### RECORDS SUPPLIED ###

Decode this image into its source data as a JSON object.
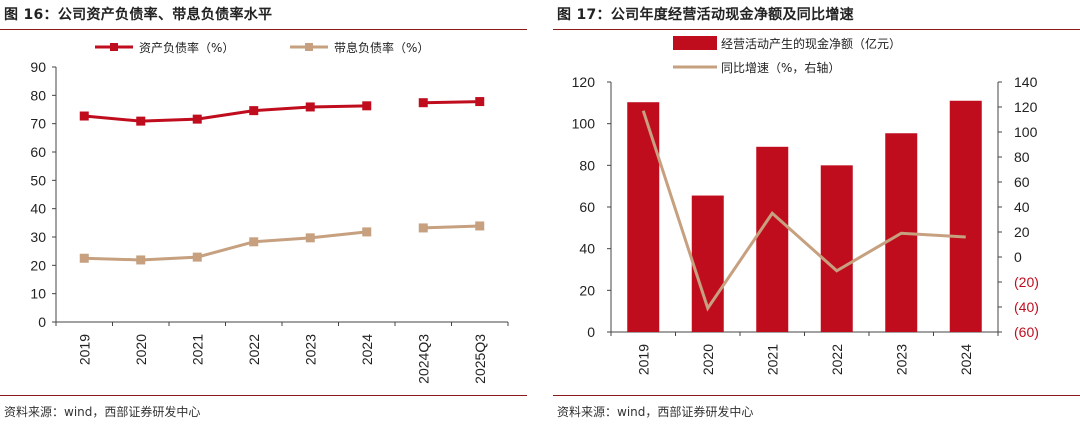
{
  "left": {
    "title": "图 16：公司资产负债率、带息负债率水平",
    "source": "资料来源：wind，西部证券研发中心"
  },
  "right": {
    "title": "图 17：公司年度经营活动现金净额及同比增速",
    "source": "资料来源：wind，西部证券研发中心"
  },
  "colors": {
    "red": "#c00d1e",
    "tan": "#c6a07f",
    "axis": "#444444",
    "rule": "#8a1a1a"
  },
  "chart_data": [
    {
      "type": "line",
      "categories": [
        "2019",
        "2020",
        "2021",
        "2022",
        "2023",
        "2024",
        "2024Q3",
        "2025Q3"
      ],
      "ylim": [
        0,
        90
      ],
      "yticks": [
        0,
        10,
        20,
        30,
        40,
        50,
        60,
        70,
        80,
        90
      ],
      "legend_position": "top",
      "gap_after_index": 5,
      "series": [
        {
          "name": "资产负债率（%）",
          "color": "#c00d1e",
          "marker": "square",
          "values": [
            72.7,
            70.9,
            71.6,
            74.6,
            75.9,
            76.3,
            77.4,
            77.8
          ]
        },
        {
          "name": "带息负债率（%）",
          "color": "#c6a07f",
          "marker": "square",
          "values": [
            22.5,
            21.9,
            22.9,
            28.3,
            29.7,
            31.8,
            33.2,
            33.9
          ]
        }
      ]
    },
    {
      "type": "bar+line",
      "categories": [
        "2019",
        "2020",
        "2021",
        "2022",
        "2023",
        "2024"
      ],
      "ylim_left": [
        0,
        120
      ],
      "yticks_left": [
        0,
        20,
        40,
        60,
        80,
        100,
        120
      ],
      "ylim_right": [
        -60,
        140
      ],
      "yticks_right": [
        -60,
        -40,
        -20,
        0,
        20,
        40,
        60,
        80,
        100,
        120,
        140
      ],
      "yticks_right_labels": [
        "(60)",
        "(40)",
        "(20)",
        "0",
        "20",
        "40",
        "60",
        "80",
        "100",
        "120",
        "140"
      ],
      "legend_position": "top",
      "series": [
        {
          "name": "经营活动产生的现金净额（亿元）",
          "type": "bar",
          "axis": "left",
          "color": "#c00d1e",
          "values": [
            110.3,
            65.5,
            88.9,
            80.0,
            95.4,
            111.0
          ]
        },
        {
          "name": "同比增速（%，右轴）",
          "type": "line",
          "axis": "right",
          "color": "#c6a07f",
          "values": [
            117,
            -41,
            35,
            -11,
            19,
            16
          ]
        }
      ]
    }
  ]
}
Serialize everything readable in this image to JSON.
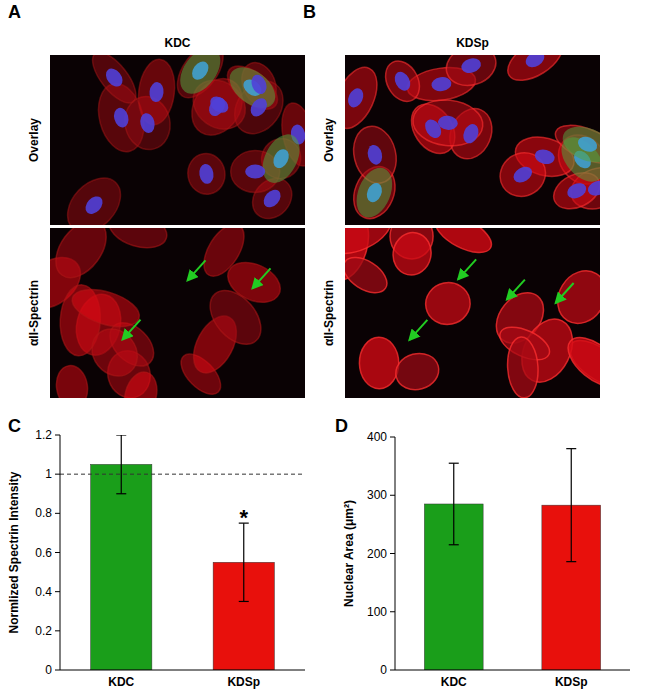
{
  "figure": {
    "panels": [
      {
        "label": "A",
        "title": "KDC",
        "rows": [
          "Overlay",
          "αII-Spectrin"
        ]
      },
      {
        "label": "B",
        "title": "KDSp",
        "rows": [
          "Overlay",
          "αII-Spectrin"
        ]
      }
    ]
  },
  "chart_data": [
    {
      "type": "bar",
      "panel": "C",
      "y_label": "Normlized Spectrin Intensity",
      "categories": [
        "KDC",
        "KDSp"
      ],
      "values": [
        1.05,
        0.55
      ],
      "errors": [
        0.15,
        0.2
      ],
      "colors": [
        "#1a9e1a",
        "#e8100c"
      ],
      "reference_line": 1,
      "annotations": [
        {
          "text": "*",
          "category": "KDSp"
        }
      ],
      "ylim": [
        0,
        1.2
      ],
      "yticks": [
        0,
        0.2,
        0.4,
        0.6,
        0.8,
        1,
        1.2
      ],
      "grid": false
    },
    {
      "type": "bar",
      "panel": "D",
      "y_label": "Nuclear Area (μm²)",
      "categories": [
        "KDC",
        "KDSp"
      ],
      "values": [
        285,
        283
      ],
      "errors": [
        70,
        97
      ],
      "colors": [
        "#1a9e1a",
        "#e8100c"
      ],
      "ylim": [
        0,
        400
      ],
      "yticks": [
        0,
        100,
        200,
        300,
        400
      ],
      "grid": false
    }
  ]
}
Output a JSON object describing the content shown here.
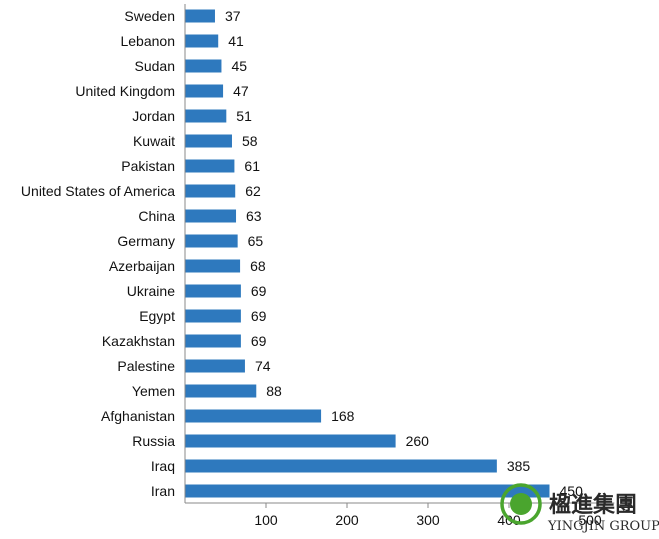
{
  "chart_data": {
    "type": "bar",
    "orientation": "horizontal",
    "categories": [
      "Sweden",
      "Lebanon",
      "Sudan",
      "United Kingdom",
      "Jordan",
      "Kuwait",
      "Pakistan",
      "United States of America",
      "China",
      "Germany",
      "Azerbaijan",
      "Ukraine",
      "Egypt",
      "Kazakhstan",
      "Palestine",
      "Yemen",
      "Afghanistan",
      "Russia",
      "Iraq",
      "Iran"
    ],
    "values": [
      37,
      41,
      45,
      47,
      51,
      58,
      61,
      62,
      63,
      65,
      68,
      69,
      69,
      69,
      74,
      88,
      168,
      260,
      385,
      450
    ],
    "xticks": [
      100,
      200,
      300,
      400,
      500
    ],
    "xlim": [
      0,
      530
    ],
    "bar_color": "#2e79be",
    "grid": false,
    "data_labels": true
  },
  "watermark": {
    "name_cn": "楹進集團",
    "name_en": "YINGJIN GROUP",
    "logo_color": "#4aa52e"
  }
}
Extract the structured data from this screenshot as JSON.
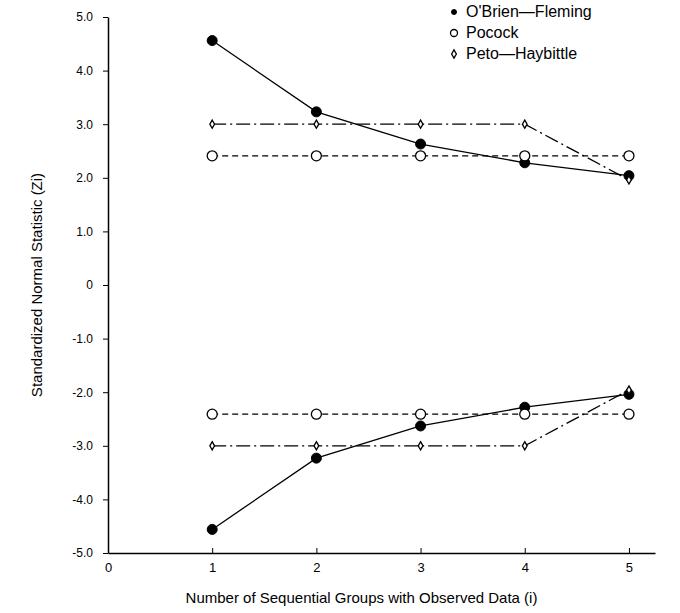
{
  "chart_data": {
    "type": "line",
    "x": [
      1,
      2,
      3,
      4,
      5
    ],
    "xlim": [
      0,
      5.25
    ],
    "xticks": [
      0,
      1,
      2,
      3,
      4,
      5
    ],
    "ylim": [
      -5,
      5
    ],
    "yticks": [
      {
        "value": 5,
        "label": "5.0"
      },
      {
        "value": 4,
        "label": "4.0"
      },
      {
        "value": 3,
        "label": "3.0"
      },
      {
        "value": 2,
        "label": "2.0"
      },
      {
        "value": 1,
        "label": "1.0"
      },
      0,
      {
        "value": -1,
        "label": "-1.0"
      },
      {
        "value": -2,
        "label": "-2.0"
      },
      {
        "value": -3,
        "label": "-3.0"
      },
      {
        "value": -4,
        "label": "-4.0"
      },
      {
        "value": -5,
        "label": "-5.0"
      }
    ],
    "x_label": "Number of Sequential Groups with Observed Data (i)",
    "y_label": "Standardized Normal Statistic (Zi)",
    "grid": false,
    "legend": "top-right",
    "series": [
      {
        "name": "O'Brien—Fleming",
        "color": "#000000",
        "marker": "filled-circle",
        "line_style": "solid",
        "values": [
          4.56,
          3.23,
          2.63,
          2.28,
          2.04
        ],
        "lower": [
          -4.56,
          -3.23,
          -2.63,
          -2.28,
          -2.04
        ]
      },
      {
        "name": "Pocock",
        "color": "#000000",
        "marker": "open-circle",
        "line_style": "dashed",
        "values": [
          2.41,
          2.41,
          2.41,
          2.41,
          2.41
        ],
        "lower": [
          -2.41,
          -2.41,
          -2.41,
          -2.41,
          -2.41
        ]
      },
      {
        "name": "Peto—Haybittle",
        "color": "#000000",
        "marker": "diamond",
        "line_style": "dash-dot",
        "values": [
          3,
          3,
          3,
          3,
          1.96
        ],
        "lower": [
          -3,
          -3,
          -3,
          -3,
          -1.96
        ]
      }
    ]
  }
}
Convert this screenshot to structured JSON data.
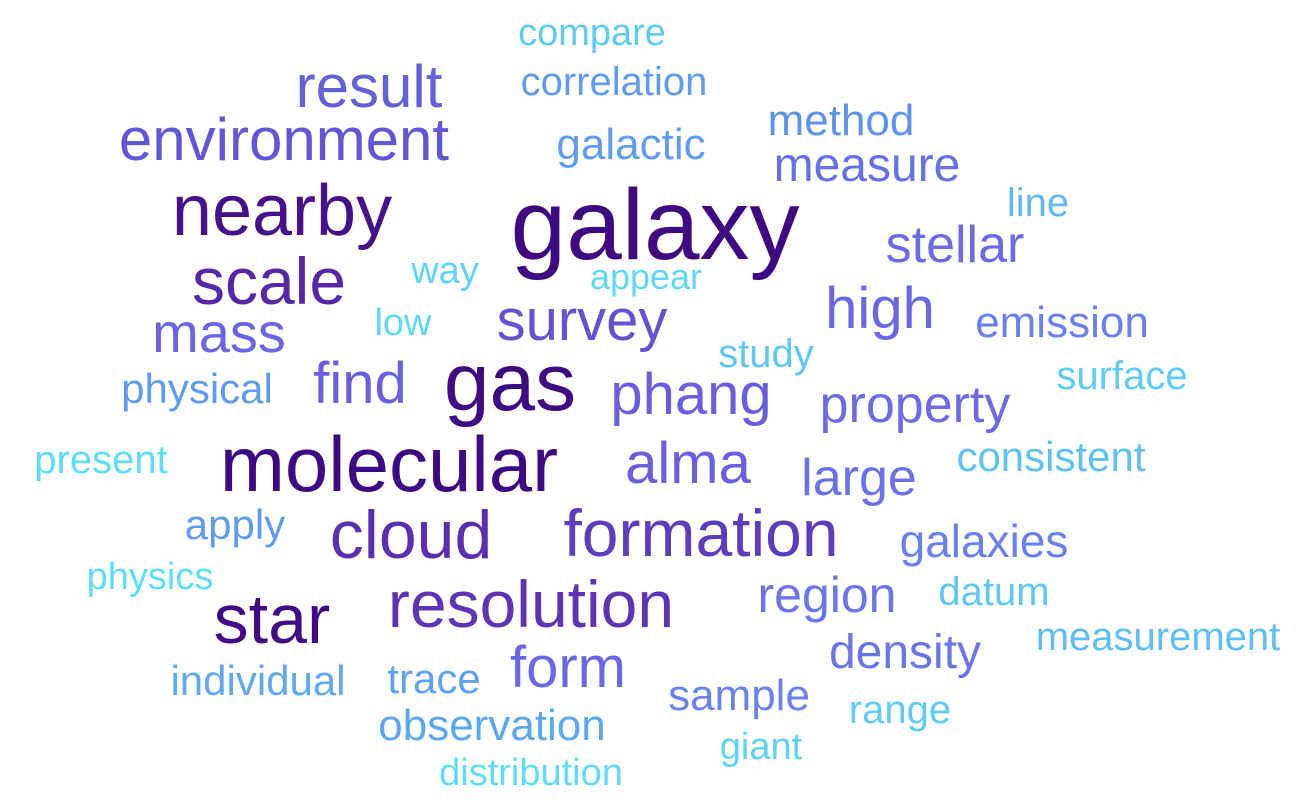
{
  "words": [
    {
      "text": "galaxy",
      "color": "#3d0a82"
    },
    {
      "text": "molecular",
      "color": "#3c0a82"
    },
    {
      "text": "gas",
      "color": "#3e0b83"
    },
    {
      "text": "star",
      "color": "#3f0c85"
    },
    {
      "text": "nearby",
      "color": "#44128b"
    },
    {
      "text": "cloud",
      "color": "#5a2fb0"
    },
    {
      "text": "scale",
      "color": "#5528a7"
    },
    {
      "text": "resolution",
      "color": "#5c34b5"
    },
    {
      "text": "formation",
      "color": "#5e3cbe"
    },
    {
      "text": "environment",
      "color": "#6256d8"
    },
    {
      "text": "result",
      "color": "#6460d8"
    },
    {
      "text": "survey",
      "color": "#6353d2"
    },
    {
      "text": "phang",
      "color": "#6a5ee0"
    },
    {
      "text": "find",
      "color": "#6b5ee0"
    },
    {
      "text": "alma",
      "color": "#6b5ee0"
    },
    {
      "text": "mass",
      "color": "#6b64e4"
    },
    {
      "text": "high",
      "color": "#6b66e6"
    },
    {
      "text": "form",
      "color": "#6b66e6"
    },
    {
      "text": "stellar",
      "color": "#6d6ae8"
    },
    {
      "text": "property",
      "color": "#6d6ae8"
    },
    {
      "text": "large",
      "color": "#6d70ec"
    },
    {
      "text": "measure",
      "color": "#6870e8"
    },
    {
      "text": "region",
      "color": "#6b74ea"
    },
    {
      "text": "density",
      "color": "#6b74ea"
    },
    {
      "text": "galaxies",
      "color": "#6a80ee"
    },
    {
      "text": "emission",
      "color": "#6a80ee"
    },
    {
      "text": "sample",
      "color": "#6a82ef"
    },
    {
      "text": "method",
      "color": "#5d93ef"
    },
    {
      "text": "correlation",
      "color": "#5d9cf0"
    },
    {
      "text": "galactic",
      "color": "#5d9cf0"
    },
    {
      "text": "physical",
      "color": "#5d9cf0"
    },
    {
      "text": "apply",
      "color": "#5d9cf0"
    },
    {
      "text": "trace",
      "color": "#5fa2f1"
    },
    {
      "text": "individual",
      "color": "#5fa8f2"
    },
    {
      "text": "observation",
      "color": "#5aa8f2"
    },
    {
      "text": "compare",
      "color": "#5ecbf5"
    },
    {
      "text": "line",
      "color": "#5fb8f3"
    },
    {
      "text": "consistent",
      "color": "#5fc0f4"
    },
    {
      "text": "measurement",
      "color": "#5fbef4"
    },
    {
      "text": "datum",
      "color": "#5fc6f5"
    },
    {
      "text": "study",
      "color": "#5fc6f5"
    },
    {
      "text": "surface",
      "color": "#5fccf5"
    },
    {
      "text": "range",
      "color": "#5fccf5"
    },
    {
      "text": "giant",
      "color": "#5fd2f6"
    },
    {
      "text": "way",
      "color": "#5fd4f6"
    },
    {
      "text": "appear",
      "color": "#5fd8f7"
    },
    {
      "text": "low",
      "color": "#5fd8f7"
    },
    {
      "text": "present",
      "color": "#5fdcf7"
    },
    {
      "text": "physics",
      "color": "#5fdcf7"
    },
    {
      "text": "distribution",
      "color": "#5fdcf7"
    }
  ]
}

###

EXERCISE BRIEF | Filter the records above for "title" and copy every matching line.

RESULT BELOW |
    "title": "图 16：公司资产负债率、带息负债率水平",
    "title": "图 17：公司年度经营活动现金净额及同比增速",
        "title": "KDC",
        "title": "KDSp",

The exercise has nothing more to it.